» **Data**:

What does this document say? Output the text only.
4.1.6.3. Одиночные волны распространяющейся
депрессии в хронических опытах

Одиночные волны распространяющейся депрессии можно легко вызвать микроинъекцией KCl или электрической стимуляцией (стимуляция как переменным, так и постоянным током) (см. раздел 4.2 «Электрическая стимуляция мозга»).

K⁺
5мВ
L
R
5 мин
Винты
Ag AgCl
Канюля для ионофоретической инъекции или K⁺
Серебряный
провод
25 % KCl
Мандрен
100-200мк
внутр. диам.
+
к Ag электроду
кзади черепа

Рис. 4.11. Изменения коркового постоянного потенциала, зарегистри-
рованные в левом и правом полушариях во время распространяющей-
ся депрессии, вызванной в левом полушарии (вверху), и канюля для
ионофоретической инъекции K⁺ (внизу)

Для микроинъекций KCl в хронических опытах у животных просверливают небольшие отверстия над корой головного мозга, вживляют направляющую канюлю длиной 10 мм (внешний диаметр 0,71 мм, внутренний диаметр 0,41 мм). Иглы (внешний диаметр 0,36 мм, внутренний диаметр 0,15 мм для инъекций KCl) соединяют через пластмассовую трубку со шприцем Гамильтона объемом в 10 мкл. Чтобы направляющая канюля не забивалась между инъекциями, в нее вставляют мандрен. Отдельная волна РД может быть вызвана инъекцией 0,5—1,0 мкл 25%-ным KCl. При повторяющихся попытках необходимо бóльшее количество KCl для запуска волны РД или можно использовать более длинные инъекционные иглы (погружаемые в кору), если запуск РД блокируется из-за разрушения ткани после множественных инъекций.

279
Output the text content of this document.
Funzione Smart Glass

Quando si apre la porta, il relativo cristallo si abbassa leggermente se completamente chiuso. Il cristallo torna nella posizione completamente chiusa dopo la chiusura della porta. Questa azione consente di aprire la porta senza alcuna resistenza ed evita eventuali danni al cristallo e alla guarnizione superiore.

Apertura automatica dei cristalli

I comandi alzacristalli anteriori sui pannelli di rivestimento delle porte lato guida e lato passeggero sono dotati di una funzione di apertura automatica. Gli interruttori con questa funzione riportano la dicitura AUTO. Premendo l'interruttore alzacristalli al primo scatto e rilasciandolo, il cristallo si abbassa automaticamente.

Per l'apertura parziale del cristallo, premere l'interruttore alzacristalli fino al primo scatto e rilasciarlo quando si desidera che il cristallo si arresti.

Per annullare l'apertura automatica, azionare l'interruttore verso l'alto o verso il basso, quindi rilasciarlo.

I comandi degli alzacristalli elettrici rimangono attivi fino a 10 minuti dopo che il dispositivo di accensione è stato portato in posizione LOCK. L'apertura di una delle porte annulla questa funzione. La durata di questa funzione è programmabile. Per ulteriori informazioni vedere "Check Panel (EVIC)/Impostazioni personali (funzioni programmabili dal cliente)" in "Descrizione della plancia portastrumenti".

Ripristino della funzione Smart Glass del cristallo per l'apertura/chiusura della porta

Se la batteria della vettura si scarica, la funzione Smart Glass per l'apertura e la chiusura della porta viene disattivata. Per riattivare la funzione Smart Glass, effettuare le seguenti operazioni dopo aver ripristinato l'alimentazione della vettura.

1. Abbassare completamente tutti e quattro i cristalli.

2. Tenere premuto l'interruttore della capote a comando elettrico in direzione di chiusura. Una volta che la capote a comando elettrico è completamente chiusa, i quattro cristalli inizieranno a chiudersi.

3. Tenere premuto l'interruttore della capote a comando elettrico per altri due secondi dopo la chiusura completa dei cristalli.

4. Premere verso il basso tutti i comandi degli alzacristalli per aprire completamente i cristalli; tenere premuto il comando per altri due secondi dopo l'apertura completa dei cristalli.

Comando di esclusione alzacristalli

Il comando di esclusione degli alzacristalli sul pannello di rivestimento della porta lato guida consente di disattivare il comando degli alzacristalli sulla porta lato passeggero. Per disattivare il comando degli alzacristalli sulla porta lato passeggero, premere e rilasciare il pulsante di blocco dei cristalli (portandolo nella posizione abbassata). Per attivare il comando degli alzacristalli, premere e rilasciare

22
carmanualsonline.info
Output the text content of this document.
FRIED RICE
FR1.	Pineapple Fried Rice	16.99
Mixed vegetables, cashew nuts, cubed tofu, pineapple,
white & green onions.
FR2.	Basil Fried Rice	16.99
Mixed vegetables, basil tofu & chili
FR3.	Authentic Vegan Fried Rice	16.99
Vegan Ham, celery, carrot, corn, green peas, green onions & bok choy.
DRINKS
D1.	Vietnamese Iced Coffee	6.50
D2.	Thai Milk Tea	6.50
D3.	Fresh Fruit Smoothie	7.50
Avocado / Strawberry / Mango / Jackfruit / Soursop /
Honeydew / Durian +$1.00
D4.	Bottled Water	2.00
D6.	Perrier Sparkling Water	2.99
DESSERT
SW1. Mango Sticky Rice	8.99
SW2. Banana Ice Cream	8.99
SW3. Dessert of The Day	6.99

» **Problem**:
Search the records above for the string "левом". Copy every line that contains it.

» **Correct answer**:
рованные в левом и правом полушариях во время распространяющей-
ся депрессии, вызванной в левом полушарии (вверху), и канюля для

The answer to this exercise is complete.